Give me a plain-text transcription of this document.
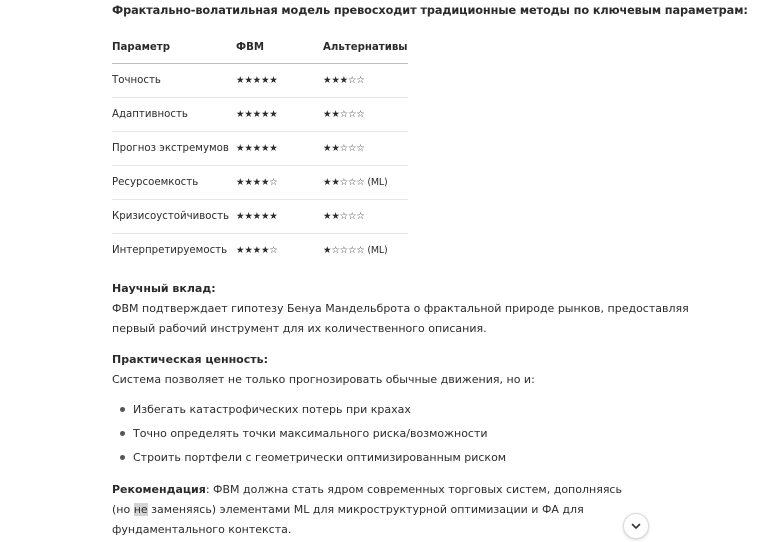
Фрактально-волатильная модель превосходит традиционные методы по ключевым параметрам:
Параметр	ФВМ	Альтернативы
Точность	★★★★★	★★★☆☆
Адаптивность	★★★★★	★★☆☆☆
Прогноз экстремумов	★★★★★	★★☆☆☆
Ресурсоемкость	★★★★☆	★★☆☆☆ (ML)
Кризисоустойчивость	★★★★★	★★☆☆☆
Интерпретируемость	★★★★☆	★☆☆☆☆ (ML)
Научный вклад:
ФВМ подтверждает гипотезу Бенуа Мандельброта о фрактальной природе рынков, предоставляя
первый рабочий инструмент для их количественного описания.
Практическая ценность:
Система позволяет не только прогнозировать обычные движения, но и:
Избегать катастрофических потерь при крахах
Точно определять точки максимального риска/возможности
Строить портфели с геометрически оптимизированным риском
Рекомендация: ФВМ должна стать ядром современных торговых систем, дополняясь (но не заменяясь) элементами ML для микроструктурной оптимизации и ФА для фундаментального контекста.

--

Any pictures should be dropped; transcribe the rest of the records above exactly.

[Solution to the problem]
Give me a plain-text transcription of this document.
Фрактально-волатильная модель превосходит традиционные методы по ключевым параметрам:
Параметр	ФВМ	Альтернативы
Точность	★★★★★	★★★☆☆
Адаптивность	★★★★★	★★☆☆☆
Прогноз экстремумов	★★★★★	★★☆☆☆
Ресурсоемкость	★★★★☆	★★☆☆☆ (ML)
Кризисоустойчивость	★★★★★	★★☆☆☆
Интерпретируемость	★★★★☆	★☆☆☆☆ (ML)
Научный вклад:
ФВМ подтверждает гипотезу Бенуа Мандельброта о фрактальной природе рынков, предоставляя
первый рабочий инструмент для их количественного описания.
Практическая ценность:
Система позволяет не только прогнозировать обычные движения, но и:
Избегать катастрофических потерь при крахах
Точно определять точки максимального риска/возможности
Строить портфели с геометрически оптимизированным риском
Рекомендация: ФВМ должна стать ядром современных торговых систем, дополняясь (но не заменяясь) элементами ML для микроструктурной оптимизации и ФА для фундаментального контекста.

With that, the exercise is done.